### TASK DESCRIPTION:
Check each line of the records below and collect those that include the word "Spawn".

### Extracts from a graphics dataset:
•••••

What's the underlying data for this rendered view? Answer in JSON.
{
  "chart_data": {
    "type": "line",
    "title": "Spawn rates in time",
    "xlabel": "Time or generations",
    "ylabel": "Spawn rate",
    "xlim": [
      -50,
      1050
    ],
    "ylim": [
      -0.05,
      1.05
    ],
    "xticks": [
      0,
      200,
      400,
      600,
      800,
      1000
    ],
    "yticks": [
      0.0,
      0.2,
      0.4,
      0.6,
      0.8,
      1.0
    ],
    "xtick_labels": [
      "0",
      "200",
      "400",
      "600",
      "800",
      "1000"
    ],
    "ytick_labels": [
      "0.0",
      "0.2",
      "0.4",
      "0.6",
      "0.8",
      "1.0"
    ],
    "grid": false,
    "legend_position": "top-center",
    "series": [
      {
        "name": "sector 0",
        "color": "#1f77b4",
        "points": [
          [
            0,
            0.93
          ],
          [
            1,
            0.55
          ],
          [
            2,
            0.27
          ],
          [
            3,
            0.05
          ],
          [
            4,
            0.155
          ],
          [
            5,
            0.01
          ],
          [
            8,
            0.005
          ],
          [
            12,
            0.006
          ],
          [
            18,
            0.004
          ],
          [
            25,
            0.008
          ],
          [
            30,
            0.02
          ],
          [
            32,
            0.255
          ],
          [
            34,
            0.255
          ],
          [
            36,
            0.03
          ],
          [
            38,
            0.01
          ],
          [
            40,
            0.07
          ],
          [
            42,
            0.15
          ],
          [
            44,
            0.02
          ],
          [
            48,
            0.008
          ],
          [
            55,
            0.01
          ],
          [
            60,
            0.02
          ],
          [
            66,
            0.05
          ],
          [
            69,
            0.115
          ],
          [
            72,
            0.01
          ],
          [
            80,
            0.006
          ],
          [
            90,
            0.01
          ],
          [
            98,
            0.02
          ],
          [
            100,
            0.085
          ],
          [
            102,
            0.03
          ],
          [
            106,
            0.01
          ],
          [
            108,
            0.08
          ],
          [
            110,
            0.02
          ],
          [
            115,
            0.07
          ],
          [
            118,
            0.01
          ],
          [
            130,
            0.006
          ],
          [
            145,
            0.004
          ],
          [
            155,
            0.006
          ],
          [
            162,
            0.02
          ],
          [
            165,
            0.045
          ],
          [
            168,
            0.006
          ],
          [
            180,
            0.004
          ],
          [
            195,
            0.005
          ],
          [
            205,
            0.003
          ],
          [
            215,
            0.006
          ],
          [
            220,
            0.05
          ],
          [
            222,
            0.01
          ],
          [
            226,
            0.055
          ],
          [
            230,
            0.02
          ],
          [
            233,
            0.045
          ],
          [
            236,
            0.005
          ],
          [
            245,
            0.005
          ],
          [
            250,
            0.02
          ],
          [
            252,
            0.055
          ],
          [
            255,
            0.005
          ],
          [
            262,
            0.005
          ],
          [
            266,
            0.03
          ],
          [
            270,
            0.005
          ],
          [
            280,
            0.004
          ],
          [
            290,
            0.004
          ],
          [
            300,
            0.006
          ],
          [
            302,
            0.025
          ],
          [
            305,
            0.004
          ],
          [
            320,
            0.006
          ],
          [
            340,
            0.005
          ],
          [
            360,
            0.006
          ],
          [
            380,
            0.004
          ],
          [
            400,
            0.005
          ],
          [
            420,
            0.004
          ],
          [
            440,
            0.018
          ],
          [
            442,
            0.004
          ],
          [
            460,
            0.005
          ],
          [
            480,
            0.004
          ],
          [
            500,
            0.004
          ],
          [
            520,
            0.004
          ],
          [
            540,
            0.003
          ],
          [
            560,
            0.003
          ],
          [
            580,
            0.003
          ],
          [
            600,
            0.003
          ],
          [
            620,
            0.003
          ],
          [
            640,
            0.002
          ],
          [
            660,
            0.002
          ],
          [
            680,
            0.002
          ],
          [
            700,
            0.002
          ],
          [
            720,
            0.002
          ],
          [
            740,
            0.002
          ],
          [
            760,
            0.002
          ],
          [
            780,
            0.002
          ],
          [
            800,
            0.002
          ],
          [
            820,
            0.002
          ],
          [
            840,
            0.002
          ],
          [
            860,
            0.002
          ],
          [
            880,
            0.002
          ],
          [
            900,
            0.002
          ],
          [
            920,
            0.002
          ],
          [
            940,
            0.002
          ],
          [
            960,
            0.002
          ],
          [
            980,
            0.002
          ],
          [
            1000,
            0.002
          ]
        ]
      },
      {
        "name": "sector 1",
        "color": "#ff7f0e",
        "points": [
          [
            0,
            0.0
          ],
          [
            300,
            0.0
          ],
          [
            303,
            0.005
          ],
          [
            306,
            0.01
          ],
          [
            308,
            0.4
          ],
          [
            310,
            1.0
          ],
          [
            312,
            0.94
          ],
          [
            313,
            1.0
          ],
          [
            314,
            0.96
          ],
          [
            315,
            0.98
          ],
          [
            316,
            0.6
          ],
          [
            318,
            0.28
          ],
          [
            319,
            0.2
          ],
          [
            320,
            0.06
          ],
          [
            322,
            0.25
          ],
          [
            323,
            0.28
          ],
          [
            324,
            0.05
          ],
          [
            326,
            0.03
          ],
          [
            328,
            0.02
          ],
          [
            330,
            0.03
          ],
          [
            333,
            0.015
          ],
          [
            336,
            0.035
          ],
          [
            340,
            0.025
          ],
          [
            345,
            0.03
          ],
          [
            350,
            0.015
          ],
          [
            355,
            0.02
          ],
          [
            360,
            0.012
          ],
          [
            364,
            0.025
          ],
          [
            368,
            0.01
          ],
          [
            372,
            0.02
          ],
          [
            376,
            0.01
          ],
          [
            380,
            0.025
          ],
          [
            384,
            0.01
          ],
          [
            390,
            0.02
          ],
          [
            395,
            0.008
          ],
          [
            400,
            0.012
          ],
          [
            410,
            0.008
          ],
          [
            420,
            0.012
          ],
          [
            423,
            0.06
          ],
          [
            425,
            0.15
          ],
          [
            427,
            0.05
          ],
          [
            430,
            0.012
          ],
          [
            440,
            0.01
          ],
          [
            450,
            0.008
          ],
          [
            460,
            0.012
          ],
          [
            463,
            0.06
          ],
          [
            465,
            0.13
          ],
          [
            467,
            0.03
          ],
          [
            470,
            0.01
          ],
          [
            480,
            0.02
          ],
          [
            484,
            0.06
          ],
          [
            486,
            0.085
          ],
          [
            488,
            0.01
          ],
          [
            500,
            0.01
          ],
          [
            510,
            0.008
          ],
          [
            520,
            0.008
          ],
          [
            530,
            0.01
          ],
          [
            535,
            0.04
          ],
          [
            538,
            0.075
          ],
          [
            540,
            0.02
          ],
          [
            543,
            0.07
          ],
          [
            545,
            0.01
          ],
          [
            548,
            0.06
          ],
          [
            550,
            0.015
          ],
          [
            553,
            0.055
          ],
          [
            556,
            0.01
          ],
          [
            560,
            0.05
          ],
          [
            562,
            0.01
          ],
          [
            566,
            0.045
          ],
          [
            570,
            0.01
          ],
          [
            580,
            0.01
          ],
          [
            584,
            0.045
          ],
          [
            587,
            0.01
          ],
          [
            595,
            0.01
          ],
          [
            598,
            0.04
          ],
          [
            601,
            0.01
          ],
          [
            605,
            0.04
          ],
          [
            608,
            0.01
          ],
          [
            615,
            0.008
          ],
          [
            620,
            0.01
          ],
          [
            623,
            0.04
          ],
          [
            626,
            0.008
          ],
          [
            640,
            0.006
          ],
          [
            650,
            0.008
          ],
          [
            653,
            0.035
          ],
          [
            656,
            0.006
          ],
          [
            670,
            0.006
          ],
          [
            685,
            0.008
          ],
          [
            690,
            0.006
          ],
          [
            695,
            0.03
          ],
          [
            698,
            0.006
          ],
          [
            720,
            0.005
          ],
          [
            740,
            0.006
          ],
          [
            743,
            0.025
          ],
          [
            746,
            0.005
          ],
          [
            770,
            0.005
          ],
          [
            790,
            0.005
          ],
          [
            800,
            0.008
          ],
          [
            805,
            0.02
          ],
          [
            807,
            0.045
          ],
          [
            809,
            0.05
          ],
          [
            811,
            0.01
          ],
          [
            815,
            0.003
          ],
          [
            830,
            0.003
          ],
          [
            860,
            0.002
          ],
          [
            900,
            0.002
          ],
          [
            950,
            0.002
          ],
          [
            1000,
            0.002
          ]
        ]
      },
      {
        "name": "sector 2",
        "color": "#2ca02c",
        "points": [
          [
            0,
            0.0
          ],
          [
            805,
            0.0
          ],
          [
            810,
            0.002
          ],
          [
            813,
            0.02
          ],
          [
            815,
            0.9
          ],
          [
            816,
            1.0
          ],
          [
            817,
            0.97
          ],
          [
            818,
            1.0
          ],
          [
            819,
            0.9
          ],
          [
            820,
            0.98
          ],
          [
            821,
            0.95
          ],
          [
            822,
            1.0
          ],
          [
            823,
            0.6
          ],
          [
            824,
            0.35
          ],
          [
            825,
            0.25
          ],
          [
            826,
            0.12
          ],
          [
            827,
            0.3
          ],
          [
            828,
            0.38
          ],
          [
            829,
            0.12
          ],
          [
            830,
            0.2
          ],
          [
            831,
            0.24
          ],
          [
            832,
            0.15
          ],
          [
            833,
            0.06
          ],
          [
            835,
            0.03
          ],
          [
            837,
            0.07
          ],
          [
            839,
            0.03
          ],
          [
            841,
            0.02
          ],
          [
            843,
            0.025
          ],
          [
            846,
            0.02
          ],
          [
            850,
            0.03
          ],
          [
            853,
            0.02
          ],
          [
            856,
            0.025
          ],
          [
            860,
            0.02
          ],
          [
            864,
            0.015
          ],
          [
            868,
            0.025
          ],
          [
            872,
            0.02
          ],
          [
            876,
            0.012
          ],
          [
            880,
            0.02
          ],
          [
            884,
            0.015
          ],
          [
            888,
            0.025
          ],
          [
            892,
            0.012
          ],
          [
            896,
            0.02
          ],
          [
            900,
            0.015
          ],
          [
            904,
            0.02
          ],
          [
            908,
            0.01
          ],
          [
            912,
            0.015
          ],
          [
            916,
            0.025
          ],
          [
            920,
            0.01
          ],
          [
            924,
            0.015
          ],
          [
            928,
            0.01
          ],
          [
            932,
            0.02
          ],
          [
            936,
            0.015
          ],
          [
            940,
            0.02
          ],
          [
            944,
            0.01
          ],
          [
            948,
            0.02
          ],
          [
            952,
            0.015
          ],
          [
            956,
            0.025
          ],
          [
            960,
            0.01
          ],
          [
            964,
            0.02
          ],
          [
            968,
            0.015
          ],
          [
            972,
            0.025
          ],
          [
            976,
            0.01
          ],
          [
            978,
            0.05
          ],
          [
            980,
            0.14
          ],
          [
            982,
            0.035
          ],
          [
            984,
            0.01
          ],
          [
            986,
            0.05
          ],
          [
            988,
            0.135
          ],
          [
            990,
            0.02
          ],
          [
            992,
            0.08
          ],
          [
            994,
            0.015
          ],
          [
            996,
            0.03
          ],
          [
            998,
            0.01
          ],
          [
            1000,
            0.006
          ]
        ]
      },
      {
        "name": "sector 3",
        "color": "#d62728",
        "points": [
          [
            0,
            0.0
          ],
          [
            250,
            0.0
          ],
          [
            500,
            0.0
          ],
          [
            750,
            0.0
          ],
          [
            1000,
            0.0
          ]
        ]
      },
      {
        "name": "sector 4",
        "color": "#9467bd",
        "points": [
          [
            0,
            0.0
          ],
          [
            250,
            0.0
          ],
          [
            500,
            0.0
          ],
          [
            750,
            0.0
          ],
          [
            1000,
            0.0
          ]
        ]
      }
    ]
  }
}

•••••

### EXPECTED ANSWER:
    "title": "Spawn rates in time",
    "ylabel": "Spawn rate",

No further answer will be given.